WRITTEN INSTRUCTION -
All entries below are to be set down again, identical to the source.

====== THE RECORDS

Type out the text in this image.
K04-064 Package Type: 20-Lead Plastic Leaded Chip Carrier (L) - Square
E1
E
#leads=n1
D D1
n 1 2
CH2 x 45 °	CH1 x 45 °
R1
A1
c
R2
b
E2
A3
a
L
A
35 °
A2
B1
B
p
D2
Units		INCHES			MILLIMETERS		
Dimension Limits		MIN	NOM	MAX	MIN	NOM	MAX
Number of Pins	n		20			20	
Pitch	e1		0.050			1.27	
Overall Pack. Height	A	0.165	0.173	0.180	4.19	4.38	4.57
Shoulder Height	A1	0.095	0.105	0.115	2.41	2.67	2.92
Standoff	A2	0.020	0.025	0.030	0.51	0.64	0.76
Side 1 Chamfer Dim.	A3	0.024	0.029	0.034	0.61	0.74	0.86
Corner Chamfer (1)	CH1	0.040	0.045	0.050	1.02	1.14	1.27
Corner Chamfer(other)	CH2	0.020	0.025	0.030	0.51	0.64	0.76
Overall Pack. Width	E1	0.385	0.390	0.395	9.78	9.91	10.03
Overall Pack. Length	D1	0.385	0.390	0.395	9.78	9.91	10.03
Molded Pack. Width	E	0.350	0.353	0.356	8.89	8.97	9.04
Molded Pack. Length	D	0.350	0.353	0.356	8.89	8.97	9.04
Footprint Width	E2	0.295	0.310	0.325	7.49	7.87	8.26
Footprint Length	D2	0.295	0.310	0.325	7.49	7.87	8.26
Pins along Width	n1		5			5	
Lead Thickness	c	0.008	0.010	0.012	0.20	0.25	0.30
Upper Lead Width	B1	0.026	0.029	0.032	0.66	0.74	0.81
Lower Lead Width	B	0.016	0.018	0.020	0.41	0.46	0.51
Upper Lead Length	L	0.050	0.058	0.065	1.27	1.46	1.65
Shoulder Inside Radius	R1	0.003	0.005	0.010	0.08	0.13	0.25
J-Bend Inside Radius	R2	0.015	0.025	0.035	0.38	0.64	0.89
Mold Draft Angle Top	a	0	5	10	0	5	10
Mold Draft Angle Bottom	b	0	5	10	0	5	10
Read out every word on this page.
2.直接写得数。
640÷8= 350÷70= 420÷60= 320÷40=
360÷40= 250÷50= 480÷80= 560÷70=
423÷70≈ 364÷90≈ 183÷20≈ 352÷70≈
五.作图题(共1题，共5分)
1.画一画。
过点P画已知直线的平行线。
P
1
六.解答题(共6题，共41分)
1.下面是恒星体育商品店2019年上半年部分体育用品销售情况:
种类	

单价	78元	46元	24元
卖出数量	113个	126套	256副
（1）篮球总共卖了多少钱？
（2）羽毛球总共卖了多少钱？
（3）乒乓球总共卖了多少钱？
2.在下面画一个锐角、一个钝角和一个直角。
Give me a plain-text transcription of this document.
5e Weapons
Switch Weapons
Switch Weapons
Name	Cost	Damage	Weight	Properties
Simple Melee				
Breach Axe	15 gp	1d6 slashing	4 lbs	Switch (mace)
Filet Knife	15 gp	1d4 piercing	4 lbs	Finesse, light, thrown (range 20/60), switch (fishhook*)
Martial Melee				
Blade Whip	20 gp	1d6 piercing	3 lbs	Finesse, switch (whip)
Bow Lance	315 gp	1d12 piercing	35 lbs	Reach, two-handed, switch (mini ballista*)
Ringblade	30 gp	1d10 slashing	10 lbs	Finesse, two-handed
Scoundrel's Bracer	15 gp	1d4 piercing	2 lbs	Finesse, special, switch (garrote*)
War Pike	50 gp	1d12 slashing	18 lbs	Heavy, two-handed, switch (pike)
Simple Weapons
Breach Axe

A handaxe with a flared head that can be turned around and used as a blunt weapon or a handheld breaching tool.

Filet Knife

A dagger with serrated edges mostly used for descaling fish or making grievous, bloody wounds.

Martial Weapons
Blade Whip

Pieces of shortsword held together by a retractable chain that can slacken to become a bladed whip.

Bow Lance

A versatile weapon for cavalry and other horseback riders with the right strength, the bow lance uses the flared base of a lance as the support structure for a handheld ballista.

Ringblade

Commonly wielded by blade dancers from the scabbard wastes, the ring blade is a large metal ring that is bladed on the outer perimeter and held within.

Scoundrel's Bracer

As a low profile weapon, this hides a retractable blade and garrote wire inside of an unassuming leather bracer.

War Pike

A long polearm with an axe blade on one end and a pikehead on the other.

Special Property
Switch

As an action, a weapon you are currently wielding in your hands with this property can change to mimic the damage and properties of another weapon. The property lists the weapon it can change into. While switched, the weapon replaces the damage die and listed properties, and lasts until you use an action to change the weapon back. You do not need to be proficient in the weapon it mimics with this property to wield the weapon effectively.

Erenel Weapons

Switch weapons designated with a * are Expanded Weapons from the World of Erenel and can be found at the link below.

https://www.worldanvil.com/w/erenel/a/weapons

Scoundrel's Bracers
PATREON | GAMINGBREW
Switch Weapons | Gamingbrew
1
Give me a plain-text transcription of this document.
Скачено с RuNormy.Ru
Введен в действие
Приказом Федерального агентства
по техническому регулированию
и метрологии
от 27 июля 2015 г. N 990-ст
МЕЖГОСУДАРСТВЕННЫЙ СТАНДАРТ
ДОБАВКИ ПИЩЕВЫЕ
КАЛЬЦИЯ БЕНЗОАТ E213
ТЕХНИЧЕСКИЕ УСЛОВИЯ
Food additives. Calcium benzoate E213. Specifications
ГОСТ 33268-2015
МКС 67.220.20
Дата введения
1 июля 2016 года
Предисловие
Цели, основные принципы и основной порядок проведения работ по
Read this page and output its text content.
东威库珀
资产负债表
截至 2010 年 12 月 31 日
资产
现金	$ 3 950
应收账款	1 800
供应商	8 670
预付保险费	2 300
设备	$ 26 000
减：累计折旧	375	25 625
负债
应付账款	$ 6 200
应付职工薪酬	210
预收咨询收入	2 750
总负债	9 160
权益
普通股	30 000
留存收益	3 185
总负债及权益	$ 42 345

============

COMPLETED EXERCISE -
Type out the text in this image.
K04-064 Package Type: 20-Lead Plastic Leaded Chip Carrier (L) - Square
E1
E
#leads=n1
D D1
n 1 2
CH2 x 45 °	CH1 x 45 °
R1
A1
c
R2
b
E2
A3
a
L
A
35 °
A2
B1
B
p
D2
Units		INCHES			MILLIMETERS		
Dimension Limits		MIN	NOM	MAX	MIN	NOM	MAX
Number of Pins	n		20			20	
Pitch	e1		0.050			1.27	
Overall Pack. Height	A	0.165	0.173	0.180	4.19	4.38	4.57
Shoulder Height	A1	0.095	0.105	0.115	2.41	2.67	2.92
Standoff	A2	0.020	0.025	0.030	0.51	0.64	0.76
Side 1 Chamfer Dim.	A3	0.024	0.029	0.034	0.61	0.74	0.86
Corner Chamfer (1)	CH1	0.040	0.045	0.050	1.02	1.14	1.27
Corner Chamfer(other)	CH2	0.020	0.025	0.030	0.51	0.64	0.76
Overall Pack. Width	E1	0.385	0.390	0.395	9.78	9.91	10.03
Overall Pack. Length	D1	0.385	0.390	0.395	9.78	9.91	10.03
Molded Pack. Width	E	0.350	0.353	0.356	8.89	8.97	9.04
Molded Pack. Length	D	0.350	0.353	0.356	8.89	8.97	9.04
Footprint Width	E2	0.295	0.310	0.325	7.49	7.87	8.26
Footprint Length	D2	0.295	0.310	0.325	7.49	7.87	8.26
Pins along Width	n1		5			5	
Lead Thickness	c	0.008	0.010	0.012	0.20	0.25	0.30
Upper Lead Width	B1	0.026	0.029	0.032	0.66	0.74	0.81
Lower Lead Width	B	0.016	0.018	0.020	0.41	0.46	0.51
Upper Lead Length	L	0.050	0.058	0.065	1.27	1.46	1.65
Shoulder Inside Radius	R1	0.003	0.005	0.010	0.08	0.13	0.25
J-Bend Inside Radius	R2	0.015	0.025	0.035	0.38	0.64	0.89
Mold Draft Angle Top	a	0	5	10	0	5	10
Mold Draft Angle Bottom	b	0	5	10	0	5	10
Read out every word on this page.
2.直接写得数。
640÷8= 350÷70= 420÷60= 320÷40=
360÷40= 250÷50= 480÷80= 560÷70=
423÷70≈ 364÷90≈ 183÷20≈ 352÷70≈
五.作图题(共1题，共5分)
1.画一画。
过点P画已知直线的平行线。
P
1
六.解答题(共6题，共41分)
1.下面是恒星体育商品店2019年上半年部分体育用品销售情况:
种类	

单价	78元	46元	24元
卖出数量	113个	126套	256副
（1）篮球总共卖了多少钱？
（2）羽毛球总共卖了多少钱？
（3）乒乓球总共卖了多少钱？
2.在下面画一个锐角、一个钝角和一个直角。
Give me a plain-text transcription of this document.
5e Weapons
Switch Weapons
Switch Weapons
Name	Cost	Damage	Weight	Properties
Simple Melee				
Breach Axe	15 gp	1d6 slashing	4 lbs	Switch (mace)
Filet Knife	15 gp	1d4 piercing	4 lbs	Finesse, light, thrown (range 20/60), switch (fishhook*)
Martial Melee				
Blade Whip	20 gp	1d6 piercing	3 lbs	Finesse, switch (whip)
Bow Lance	315 gp	1d12 piercing	35 lbs	Reach, two-handed, switch (mini ballista*)
Ringblade	30 gp	1d10 slashing	10 lbs	Finesse, two-handed
Scoundrel's Bracer	15 gp	1d4 piercing	2 lbs	Finesse, special, switch (garrote*)
War Pike	50 gp	1d12 slashing	18 lbs	Heavy, two-handed, switch (pike)
Simple Weapons
Breach Axe

A handaxe with a flared head that can be turned around and used as a blunt weapon or a handheld breaching tool.

Filet Knife

A dagger with serrated edges mostly used for descaling fish or making grievous, bloody wounds.

Martial Weapons
Blade Whip

Pieces of shortsword held together by a retractable chain that can slacken to become a bladed whip.

Bow Lance

A versatile weapon for cavalry and other horseback riders with the right strength, the bow lance uses the flared base of a lance as the support structure for a handheld ballista.

Ringblade

Commonly wielded by blade dancers from the scabbard wastes, the ring blade is a large metal ring that is bladed on the outer perimeter and held within.

Scoundrel's Bracer

As a low profile weapon, this hides a retractable blade and garrote wire inside of an unassuming leather bracer.

War Pike

A long polearm with an axe blade on one end and a pikehead on the other.

Special Property
Switch

As an action, a weapon you are currently wielding in your hands with this property can change to mimic the damage and properties of another weapon. The property lists the weapon it can change into. While switched, the weapon replaces the damage die and listed properties, and lasts until you use an action to change the weapon back. You do not need to be proficient in the weapon it mimics with this property to wield the weapon effectively.

Erenel Weapons

Switch weapons designated with a * are Expanded Weapons from the World of Erenel and can be found at the link below.

https://www.worldanvil.com/w/erenel/a/weapons

Scoundrel's Bracers
PATREON | GAMINGBREW
Switch Weapons | Gamingbrew
1
Give me a plain-text transcription of this document.
Скачено с RuNormy.Ru
Введен в действие
Приказом Федерального агентства
по техническому регулированию
и метрологии
от 27 июля 2015 г. N 990-ст
МЕЖГОСУДАРСТВЕННЫЙ СТАНДАРТ
ДОБАВКИ ПИЩЕВЫЕ
КАЛЬЦИЯ БЕНЗОАТ E213
ТЕХНИЧЕСКИЕ УСЛОВИЯ
Food additives. Calcium benzoate E213. Specifications
ГОСТ 33268-2015
МКС 67.220.20
Дата введения
1 июля 2016 года
Предисловие
Цели, основные принципы и основной порядок проведения работ по
Read this page and output its text content.
东威库珀
资产负债表
截至 2010 年 12 月 31 日
资产
现金	$ 3 950
应收账款	1 800
供应商	8 670
预付保险费	2 300
设备	$ 26 000
减：累计折旧	375	25 625
负债
应付账款	$ 6 200
应付职工薪酬	210
预收咨询收入	2 750
总负债	9 160
权益
普通股	30 000
留存收益	3 185
总负债及权益	$ 42 345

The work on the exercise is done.